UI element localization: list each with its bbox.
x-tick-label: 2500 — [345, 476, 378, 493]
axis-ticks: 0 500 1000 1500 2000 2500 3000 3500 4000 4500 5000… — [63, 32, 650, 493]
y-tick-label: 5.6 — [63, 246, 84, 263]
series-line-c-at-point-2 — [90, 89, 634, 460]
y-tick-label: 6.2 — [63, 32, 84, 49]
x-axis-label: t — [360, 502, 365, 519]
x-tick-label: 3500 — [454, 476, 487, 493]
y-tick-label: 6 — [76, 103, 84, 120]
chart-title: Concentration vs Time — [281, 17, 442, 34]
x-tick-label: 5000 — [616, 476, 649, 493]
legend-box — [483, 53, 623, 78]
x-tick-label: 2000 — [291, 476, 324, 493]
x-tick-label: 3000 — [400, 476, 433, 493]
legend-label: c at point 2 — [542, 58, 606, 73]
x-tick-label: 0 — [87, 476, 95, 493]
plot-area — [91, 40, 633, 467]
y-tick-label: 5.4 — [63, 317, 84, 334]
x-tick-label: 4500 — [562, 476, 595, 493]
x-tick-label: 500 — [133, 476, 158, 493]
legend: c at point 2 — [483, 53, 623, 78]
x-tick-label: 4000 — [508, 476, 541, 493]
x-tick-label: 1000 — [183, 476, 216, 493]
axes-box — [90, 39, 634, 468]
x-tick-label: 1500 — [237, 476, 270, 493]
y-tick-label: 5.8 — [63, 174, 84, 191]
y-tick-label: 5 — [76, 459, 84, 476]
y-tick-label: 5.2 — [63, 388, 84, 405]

_ _ _ _

Instructions to follow.
Render every line of the entries above as a numbered list, leaving out any blank lines.

Written solution.
1. UI element localization: list each with its bbox.
2. x-tick-label: 2500 — [345, 476, 378, 493]
3. axis-ticks: 0 500 1000 1500 2000 2500 3000 3500 4000 4500 5000… — [63, 32, 650, 493]
4. y-tick-label: 5.6 — [63, 246, 84, 263]
5. series-line-c-at-point-2 — [90, 89, 634, 460]
6. y-tick-label: 6.2 — [63, 32, 84, 49]
7. x-axis-label: t — [360, 502, 365, 519]
8. x-tick-label: 3500 — [454, 476, 487, 493]
9. y-tick-label: 6 — [76, 103, 84, 120]
10. chart-title: Concentration vs Time — [281, 17, 442, 34]
11. x-tick-label: 5000 — [616, 476, 649, 493]
12. legend-box — [483, 53, 623, 78]
13. x-tick-label: 2000 — [291, 476, 324, 493]
14. x-tick-label: 3000 — [400, 476, 433, 493]
15. legend-label: c at point 2 — [542, 58, 606, 73]
16. x-tick-label: 0 — [87, 476, 95, 493]
17. plot-area — [91, 40, 633, 467]
18. y-tick-label: 5.4 — [63, 317, 84, 334]
19. x-tick-label: 4500 — [562, 476, 595, 493]
20. x-tick-label: 500 — [133, 476, 158, 493]
21. legend: c at point 2 — [483, 53, 623, 78]
22. x-tick-label: 4000 — [508, 476, 541, 493]
23. x-tick-label: 1000 — [183, 476, 216, 493]
24. axes-box — [90, 39, 634, 468]
25. x-tick-label: 1500 — [237, 476, 270, 493]
26. y-tick-label: 5.8 — [63, 174, 84, 191]
27. y-tick-label: 5 — [76, 459, 84, 476]
28. y-tick-label: 5.2 — [63, 388, 84, 405]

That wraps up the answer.